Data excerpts

◇ ◇ ◇ ◇ ◇ ◇ ◇

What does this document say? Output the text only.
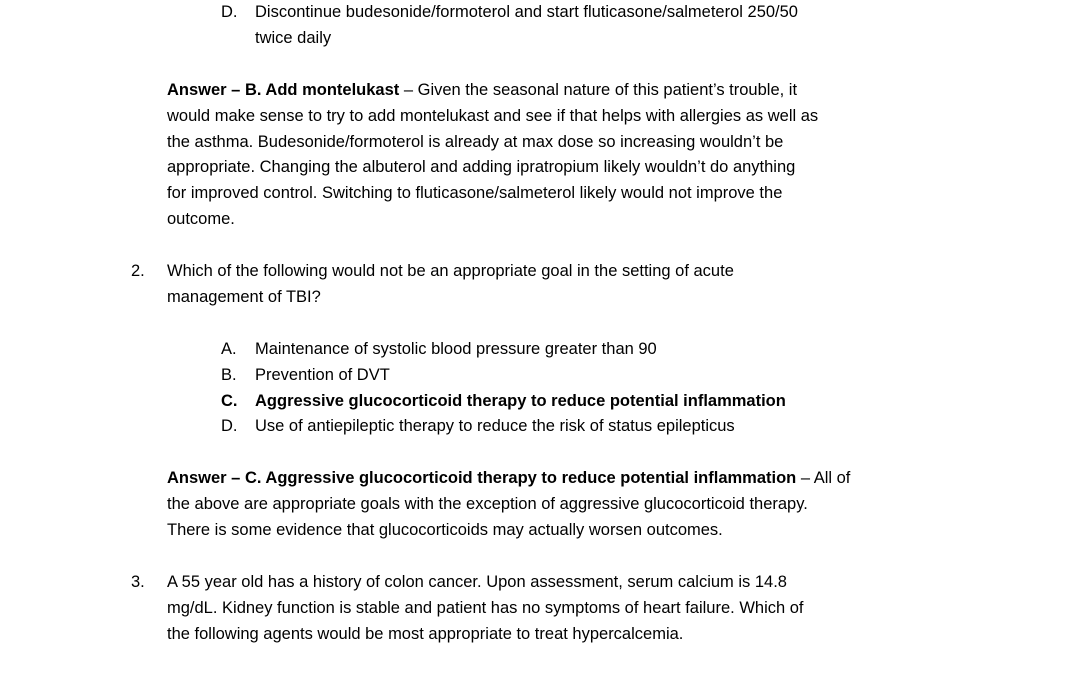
D. Discontinue budesonide/formoterol and start fluticasone/salmeterol 250/50
twice daily
Answer – B. Add montelukast – Given the seasonal nature of this patient’s trouble, it
would make sense to try to add montelukast and see if that helps with allergies as well as
the asthma. Budesonide/formoterol is already at max dose so increasing wouldn’t be
appropriate. Changing the albuterol and adding ipratropium likely wouldn’t do anything
for improved control. Switching to fluticasone/salmeterol likely would not improve the
outcome.
2. Which of the following would not be an appropriate goal in the setting of acute
management of TBI?
A. Maintenance of systolic blood pressure greater than 90
B. Prevention of DVT
C. Aggressive glucocorticoid therapy to reduce potential inflammation
D. Use of antiepileptic therapy to reduce the risk of status epilepticus
Answer – C. Aggressive glucocorticoid therapy to reduce potential inflammation – All of
the above are appropriate goals with the exception of aggressive glucocorticoid therapy.
There is some evidence that glucocorticoids may actually worsen outcomes.
3. A 55 year old has a history of colon cancer. Upon assessment, serum calcium is 14.8
mg/dL. Kidney function is stable and patient has no symptoms of heart failure. Which of
the following agents would be most appropriate to treat hypercalcemia.
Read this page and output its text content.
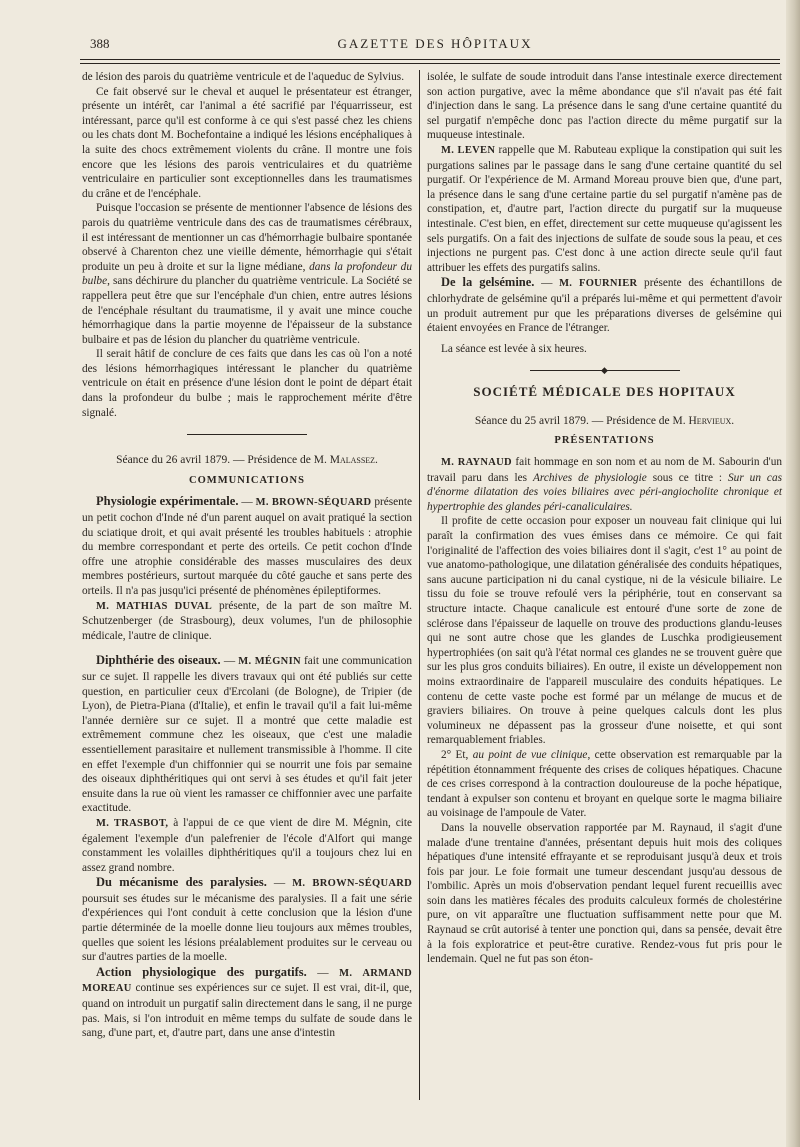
388	GAZETTE DES HÔPITAUX

de lésion des parois du quatrième ventricule et de l'aqueduc de Sylvius.

Ce fait observé sur le cheval et auquel le présentateur est étranger, présente un intérêt, car l'animal a été sacrifié par l'équarrisseur, est intéressant, parce qu'il est conforme à ce qui s'est passé chez les chiens ou les chats dont M. Bochefontaine a indiqué les lésions encéphaliques à la suite des chocs extrêmement violents du crâne. Il montre une fois encore que les lésions des parois ventriculaires et du quatrième ventriculaire en particulier sont exceptionnelles dans les traumatismes du crâne et de l'encéphale.

Puisque l'occasion se présente de mentionner l'absence de lésions des parois du quatrième ventricule dans des cas de traumatismes cérébraux, il est intéressant de mentionner un cas d'hémorrhagie bulbaire spontanée observé à Charenton chez une vieille démente, hémorrhagie qui s'était produite un peu à droite et sur la ligne médiane, dans la profondeur du bulbe, sans déchirure du plancher du quatrième ventricule. La Société se rappellera peut être que sur l'encéphale d'un chien, entre autres lésions de l'encéphale résultant du traumatisme, il y avait une mince couche hémorrhagique dans la partie moyenne de l'épaisseur de la substance bulbaire et pas de lésion du plancher du quatrième ventricule.

Il serait hâtif de conclure de ces faits que dans les cas où l'on a noté des lésions hémorrhagiques intéressant le plancher du quatrième ventricule on était en présence d'une lésion dont le point de départ était dans la profondeur du bulbe ; mais le rapprochement mérite d'être signalé.

Séance du 26 avril 1879. — Présidence de M. Malassez.

COMMUNICATIONS

Physiologie expérimentale. — M. BROWN-SÉQUARD présente un petit cochon d'Inde né d'un parent auquel on avait pratiqué la section du sciatique droit, et qui avait présenté les troubles habituels : atrophie du membre correspondant et perte des orteils. Ce petit cochon d'Inde offre une atrophie considérable des masses musculaires des deux membres postérieurs, surtout marquée du côté gauche et sans perte des orteils. Il n'a pas jusqu'ici présenté de phénomènes épileptiformes.

M. MATHIAS DUVAL présente, de la part de son maître M. Schutzenberger (de Strasbourg), deux volumes, l'un de philosophie médicale, l'autre de clinique.

Diphthérie des oiseaux. — M. MÉGNIN fait une communication sur ce sujet. Il rappelle les divers travaux qui ont été publiés sur cette question, en particulier ceux d'Ercolani (de Bologne), de Tripier (de Lyon), de Pietra-Piana (d'Italie), et enfin le travail qu'il a fait lui-même l'année dernière sur ce sujet. Il a montré que cette maladie est extrêmement commune chez les oiseaux, que c'est une maladie essentiellement parasitaire et nullement transmissible à l'homme. Il cite en effet l'exemple d'un chiffonnier qui se nourrit une fois par semaine des oiseaux diphthéritiques qui ont servi à ses études et qu'il fait jeter ensuite dans la rue où vient les ramasser ce chiffonnier avec une parfaite exactitude.

M. TRASBOT, à l'appui de ce que vient de dire M. Mégnin, cite également l'exemple d'un palefrenier de l'école d'Alfort qui mange constamment les volailles diphthéritiques qu'il a toujours chez lui en assez grand nombre.

Du mécanisme des paralysies. — M. BROWN-SÉQUARD poursuit ses études sur le mécanisme des paralysies. Il a fait une série d'expériences qui l'ont conduit à cette conclusion que la lésion d'une partie déterminée de la moelle donne lieu toujours aux mêmes troubles, quelles que soient les lésions préalablement produites sur le cerveau ou sur d'autres parties de la moelle.

Action physiologique des purgatifs. — M. ARMAND MOREAU continue ses expériences sur ce sujet. Il est vrai, dit-il, que, quand on introduit un purgatif salin directement dans le sang, il ne purge pas. Mais, si l'on introduit en même temps du sulfate de soude dans le sang, d'une part, et, d'autre part, dans une anse d'intestin

isolée, le sulfate de soude introduit dans l'anse intestinale exerce directement son action purgative, avec la même abondance que s'il n'avait pas été fait d'injection dans le sang. La présence dans le sang d'une certaine quantité du sel purgatif n'empêche donc pas l'action directe du même purgatif sur la muqueuse intestinale.

M. LEVEN rappelle que M. Rabuteau explique la constipation qui suit les purgations salines par le passage dans le sang d'une certaine quantité du sel purgatif. Or l'expérience de M. Armand Moreau prouve bien que, d'une part, la présence dans le sang d'une certaine partie du sel purgatif n'amène pas de constipation, et, d'autre part, l'action directe du purgatif sur la muqueuse intestinale. C'est bien, en effet, directement sur cette muqueuse qu'agissent les sels purgatifs. On a fait des injections de sulfate de soude sous la peau, et ces injections ne purgent pas. C'est donc à une action directe seule qu'il faut attribuer les effets des purgatifs salins.

De la gelsémine. — M. FOURNIER présente des échantillons de chlorhydrate de gelsémine qu'il a préparés lui-même et qui permettent d'avoir un produit autrement pur que les préparations diverses de gelsémine qui étaient envoyées en France de l'étranger.

La séance est levée à six heures.

◆
SOCIÉTÉ MÉDICALE DES HOPITAUX

Séance du 25 avril 1879. — Présidence de M. Hervieux.

PRÉSENTATIONS

M. RAYNAUD fait hommage en son nom et au nom de M. Sabourin d'un travail paru dans les Archives de physiologie sous ce titre : Sur un cas d'énorme dilatation des voies biliaires avec péri-angiocholite chronique et hypertrophie des glandes péri-canaliculaires.

Il profite de cette occasion pour exposer un nouveau fait clinique qui lui paraît la confirmation des vues émises dans ce mémoire. Ce qui fait l'originalité de l'affection des voies biliaires dont il s'agit, c'est 1° au point de vue anatomo-pathologique, une dilatation généralisée des conduits hépatiques, sans aucune participation ni du canal cystique, ni de la vésicule biliaire. Le tissu du foie se trouve refoulé vers la périphérie, tout en conservant sa structure intacte. Chaque canalicule est entouré d'une sorte de zone de sclérose dans l'épaisseur de laquelle on trouve des productions glandu-leuses qui ne sont autre chose que les glandes de Luschka prodigieusement hypertrophiées (on sait qu'à l'état normal ces glandes ne se trouvent guère que sur les plus gros conduits biliaires). En outre, il existe un développement non moins extraordinaire de l'appareil musculaire des conduits hépatiques. Le contenu de cette vaste poche est formé par un mélange de mucus et de graviers biliaires. On trouve à peine quelques calculs dont les plus volumineux ne dépassent pas la grosseur d'une noisette, et qui sont remarquablement friables.

2° Et, au point de vue clinique, cette observation est remarquable par la répétition étonnamment fréquente des crises de coliques hépatiques. Chacune de ces crises correspond à la contraction douloureuse de la poche hépatique, tendant à expulser son contenu et broyant en quelque sorte le magma biliaire au voisinage de l'ampoule de Vater.

Dans la nouvelle observation rapportée par M. Raynaud, il s'agit d'une malade d'une trentaine d'années, présentant depuis huit mois des coliques hépatiques d'une intensité effrayante et se reproduisant jusqu'à deux et trois fois par jour. Le foie formait une tumeur descendant jusqu'au dessous de l'ombilic. Après un mois d'observation pendant lequel furent recueillis avec soin dans les matières fécales des produits calculeux formés de cholestérine pure, on vit apparaître une fluctuation suffisamment nette pour que M. Raynaud se crût autorisé à tenter une ponction qui, dans sa pensée, devait être à la fois exploratrice et peut-être curative. Rendez-vous fut pris pour le lendemain. Quel ne fut pas son éton-
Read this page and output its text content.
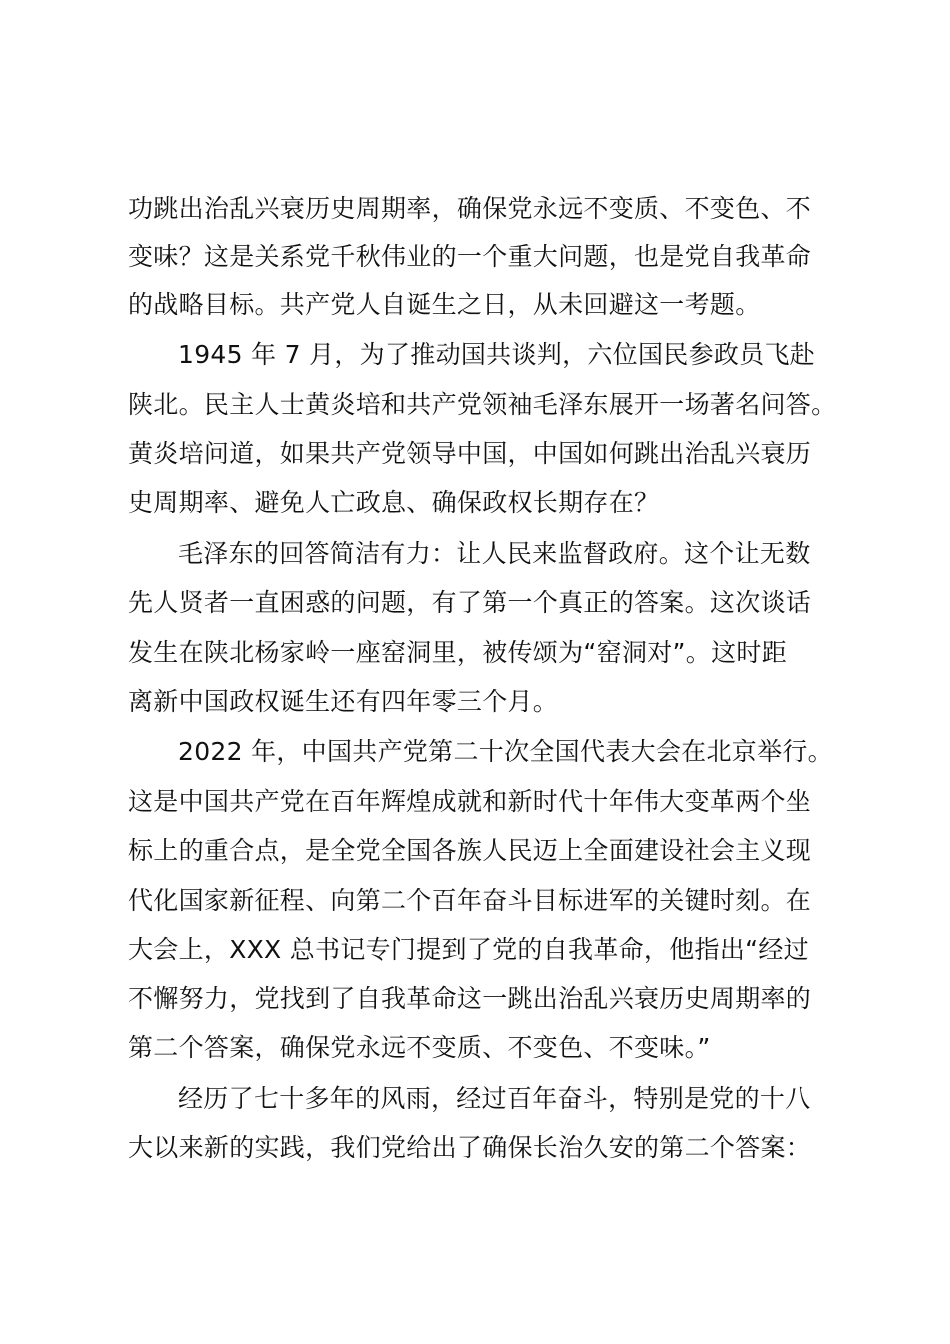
功跳出治乱兴衰历史周期率，确保党永远不变质、不变色、不
变味？这是关系党千秋伟业的一个重大问题，也是党自我革命
的战略目标。共产党人自诞生之日，从未回避这一考题。
1945 年 7 月，为了推动国共谈判，六位国民参政员飞赴
陕北。民主人士黄炎培和共产党领袖毛泽东展开一场著名问答。
黄炎培问道，如果共产党领导中国，中国如何跳出治乱兴衰历
史周期率、避免人亡政息、确保政权长期存在？
毛泽东的回答简洁有力：让人民来监督政府。这个让无数
先人贤者一直困惑的问题，有了第一个真正的答案。这次谈话
发生在陕北杨家岭一座窑洞里，被传颂为“窑洞对”。这时距
离新中国政权诞生还有四年零三个月。
2022 年，中国共产党第二十次全国代表大会在北京举行。
这是中国共产党在百年辉煌成就和新时代十年伟大变革两个坐
标上的重合点，是全党全国各族人民迈上全面建设社会主义现
代化国家新征程、向第二个百年奋斗目标进军的关键时刻。在
大会上，XXX 总书记专门提到了党的自我革命，他指出“经过
不懈努力，党找到了自我革命这一跳出治乱兴衰历史周期率的
第二个答案，确保党永远不变质、不变色、不变味。”
经历了七十多年的风雨，经过百年奋斗，特别是党的十八
大以来新的实践，我们党给出了确保长治久安的第二个答案：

◇ ◇ ◇ ◇ ◇ ◇ ◇

→ **Task goal**: Of the lines above, how many include the word "avril"? Reply with the number only.

→ **Written solution**: 2